begin

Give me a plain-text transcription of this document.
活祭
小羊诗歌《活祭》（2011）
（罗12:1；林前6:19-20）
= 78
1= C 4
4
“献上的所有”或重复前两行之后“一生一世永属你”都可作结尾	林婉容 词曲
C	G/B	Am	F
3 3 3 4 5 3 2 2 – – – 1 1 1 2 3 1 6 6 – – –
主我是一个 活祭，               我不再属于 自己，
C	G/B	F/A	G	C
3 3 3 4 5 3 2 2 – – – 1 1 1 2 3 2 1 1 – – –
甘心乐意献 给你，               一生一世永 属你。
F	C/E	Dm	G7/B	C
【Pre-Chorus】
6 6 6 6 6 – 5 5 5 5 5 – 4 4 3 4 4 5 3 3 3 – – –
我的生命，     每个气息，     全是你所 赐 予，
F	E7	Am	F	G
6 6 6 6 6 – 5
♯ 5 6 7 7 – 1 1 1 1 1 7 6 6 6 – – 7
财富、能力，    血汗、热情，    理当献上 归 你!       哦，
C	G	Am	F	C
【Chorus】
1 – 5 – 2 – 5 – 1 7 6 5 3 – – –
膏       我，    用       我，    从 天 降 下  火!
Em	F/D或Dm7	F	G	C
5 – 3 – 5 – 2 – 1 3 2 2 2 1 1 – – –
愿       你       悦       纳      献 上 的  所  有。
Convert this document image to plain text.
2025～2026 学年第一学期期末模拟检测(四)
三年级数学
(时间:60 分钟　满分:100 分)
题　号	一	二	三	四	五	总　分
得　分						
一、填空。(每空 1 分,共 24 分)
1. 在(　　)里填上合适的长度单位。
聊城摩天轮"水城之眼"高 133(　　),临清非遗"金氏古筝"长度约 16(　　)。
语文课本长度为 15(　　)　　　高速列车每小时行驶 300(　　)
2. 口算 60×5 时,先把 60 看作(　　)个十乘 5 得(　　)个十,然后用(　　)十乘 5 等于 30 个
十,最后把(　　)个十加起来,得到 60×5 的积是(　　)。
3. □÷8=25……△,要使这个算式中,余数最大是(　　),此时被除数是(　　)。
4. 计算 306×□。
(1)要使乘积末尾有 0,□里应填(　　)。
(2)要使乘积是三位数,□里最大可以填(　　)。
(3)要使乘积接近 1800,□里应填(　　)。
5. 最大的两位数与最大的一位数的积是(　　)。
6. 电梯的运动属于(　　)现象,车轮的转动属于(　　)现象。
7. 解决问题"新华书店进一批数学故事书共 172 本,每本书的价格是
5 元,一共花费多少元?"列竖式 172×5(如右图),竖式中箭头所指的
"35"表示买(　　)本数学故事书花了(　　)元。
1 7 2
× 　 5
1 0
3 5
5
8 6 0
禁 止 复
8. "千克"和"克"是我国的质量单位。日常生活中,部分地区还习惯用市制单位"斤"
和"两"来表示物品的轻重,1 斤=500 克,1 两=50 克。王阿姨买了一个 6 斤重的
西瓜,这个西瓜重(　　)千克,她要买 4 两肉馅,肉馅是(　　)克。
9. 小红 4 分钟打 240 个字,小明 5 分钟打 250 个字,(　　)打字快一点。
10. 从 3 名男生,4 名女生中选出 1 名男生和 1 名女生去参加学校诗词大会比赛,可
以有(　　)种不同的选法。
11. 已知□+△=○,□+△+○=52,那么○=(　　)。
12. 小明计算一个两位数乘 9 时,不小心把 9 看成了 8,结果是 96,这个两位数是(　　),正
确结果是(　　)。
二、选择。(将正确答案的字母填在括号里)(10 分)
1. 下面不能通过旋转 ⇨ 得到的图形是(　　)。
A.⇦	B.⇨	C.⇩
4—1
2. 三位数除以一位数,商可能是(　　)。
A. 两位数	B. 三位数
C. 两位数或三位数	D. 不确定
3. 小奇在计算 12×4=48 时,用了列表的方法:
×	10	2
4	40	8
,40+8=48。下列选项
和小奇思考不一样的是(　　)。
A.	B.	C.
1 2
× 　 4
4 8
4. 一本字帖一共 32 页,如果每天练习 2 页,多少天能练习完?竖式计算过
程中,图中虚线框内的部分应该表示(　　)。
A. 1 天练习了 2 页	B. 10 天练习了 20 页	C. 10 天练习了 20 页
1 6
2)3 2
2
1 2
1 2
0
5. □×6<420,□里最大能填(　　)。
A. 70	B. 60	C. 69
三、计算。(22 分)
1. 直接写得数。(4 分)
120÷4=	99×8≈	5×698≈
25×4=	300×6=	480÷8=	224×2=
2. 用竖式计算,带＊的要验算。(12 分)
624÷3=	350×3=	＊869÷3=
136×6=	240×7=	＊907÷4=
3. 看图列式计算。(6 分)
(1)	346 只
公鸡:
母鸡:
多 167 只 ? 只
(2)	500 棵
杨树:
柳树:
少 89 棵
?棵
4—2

end

Exercise instructions — Reproduce the material above without altering a single character.

Answer to the problem —
Give me a plain-text transcription of this document.
活祭
小羊诗歌《活祭》（2011）
（罗12:1；林前6:19-20）
= 78
1= C 4
4
“献上的所有”或重复前两行之后“一生一世永属你”都可作结尾	林婉容 词曲
C	G/B	Am	F
3 3 3 4 5 3 2 2 – – – 1 1 1 2 3 1 6 6 – – –
主我是一个 活祭，               我不再属于 自己，
C	G/B	F/A	G	C
3 3 3 4 5 3 2 2 – – – 1 1 1 2 3 2 1 1 – – –
甘心乐意献 给你，               一生一世永 属你。
F	C/E	Dm	G7/B	C
【Pre-Chorus】
6 6 6 6 6 – 5 5 5 5 5 – 4 4 3 4 4 5 3 3 3 – – –
我的生命，     每个气息，     全是你所 赐 予，
F	E7	Am	F	G
6 6 6 6 6 – 5
♯ 5 6 7 7 – 1 1 1 1 1 7 6 6 6 – – 7
财富、能力，    血汗、热情，    理当献上 归 你!       哦，
C	G	Am	F	C
【Chorus】
1 – 5 – 2 – 5 – 1 7 6 5 3 – – –
膏       我，    用       我，    从 天 降 下  火!
Em	F/D或Dm7	F	G	C
5 – 3 – 5 – 2 – 1 3 2 2 2 1 1 – – –
愿       你       悦       纳      献 上 的  所  有。
Convert this document image to plain text.
2025～2026 学年第一学期期末模拟检测(四)
三年级数学
(时间:60 分钟　满分:100 分)
题　号	一	二	三	四	五	总　分
得　分						
一、填空。(每空 1 分,共 24 分)
1. 在(　　)里填上合适的长度单位。
聊城摩天轮"水城之眼"高 133(　　),临清非遗"金氏古筝"长度约 16(　　)。
语文课本长度为 15(　　)　　　高速列车每小时行驶 300(　　)
2. 口算 60×5 时,先把 60 看作(　　)个十乘 5 得(　　)个十,然后用(　　)十乘 5 等于 30 个
十,最后把(　　)个十加起来,得到 60×5 的积是(　　)。
3. □÷8=25……△,要使这个算式中,余数最大是(　　),此时被除数是(　　)。
4. 计算 306×□。
(1)要使乘积末尾有 0,□里应填(　　)。
(2)要使乘积是三位数,□里最大可以填(　　)。
(3)要使乘积接近 1800,□里应填(　　)。
5. 最大的两位数与最大的一位数的积是(　　)。
6. 电梯的运动属于(　　)现象,车轮的转动属于(　　)现象。
7. 解决问题"新华书店进一批数学故事书共 172 本,每本书的价格是
5 元,一共花费多少元?"列竖式 172×5(如右图),竖式中箭头所指的
"35"表示买(　　)本数学故事书花了(　　)元。
1 7 2
× 　 5
1 0
3 5
5
8 6 0
禁 止 复
8. "千克"和"克"是我国的质量单位。日常生活中,部分地区还习惯用市制单位"斤"
和"两"来表示物品的轻重,1 斤=500 克,1 两=50 克。王阿姨买了一个 6 斤重的
西瓜,这个西瓜重(　　)千克,她要买 4 两肉馅,肉馅是(　　)克。
9. 小红 4 分钟打 240 个字,小明 5 分钟打 250 个字,(　　)打字快一点。
10. 从 3 名男生,4 名女生中选出 1 名男生和 1 名女生去参加学校诗词大会比赛,可
以有(　　)种不同的选法。
11. 已知□+△=○,□+△+○=52,那么○=(　　)。
12. 小明计算一个两位数乘 9 时,不小心把 9 看成了 8,结果是 96,这个两位数是(　　),正
确结果是(　　)。
二、选择。(将正确答案的字母填在括号里)(10 分)
1. 下面不能通过旋转 ⇨ 得到的图形是(　　)。
A.⇦	B.⇨	C.⇩
4—1
2. 三位数除以一位数,商可能是(　　)。
A. 两位数	B. 三位数
C. 两位数或三位数	D. 不确定
3. 小奇在计算 12×4=48 时,用了列表的方法:
×	10	2
4	40	8
,40+8=48。下列选项
和小奇思考不一样的是(　　)。
A.	B.	C.
1 2
× 　 4
4 8
4. 一本字帖一共 32 页,如果每天练习 2 页,多少天能练习完?竖式计算过
程中,图中虚线框内的部分应该表示(　　)。
A. 1 天练习了 2 页	B. 10 天练习了 20 页	C. 10 天练习了 20 页
1 6
2)3 2
2
1 2
1 2
0
5. □×6<420,□里最大能填(　　)。
A. 70	B. 60	C. 69
三、计算。(22 分)
1. 直接写得数。(4 分)
120÷4=	99×8≈	5×698≈
25×4=	300×6=	480÷8=	224×2=
2. 用竖式计算,带＊的要验算。(12 分)
624÷3=	350×3=	＊869÷3=
136×6=	240×7=	＊907÷4=
3. 看图列式计算。(6 分)
(1)	346 只
公鸡:
母鸡:
多 167 只 ? 只
(2)	500 棵
杨树:
柳树:
少 89 棵
?棵
4—2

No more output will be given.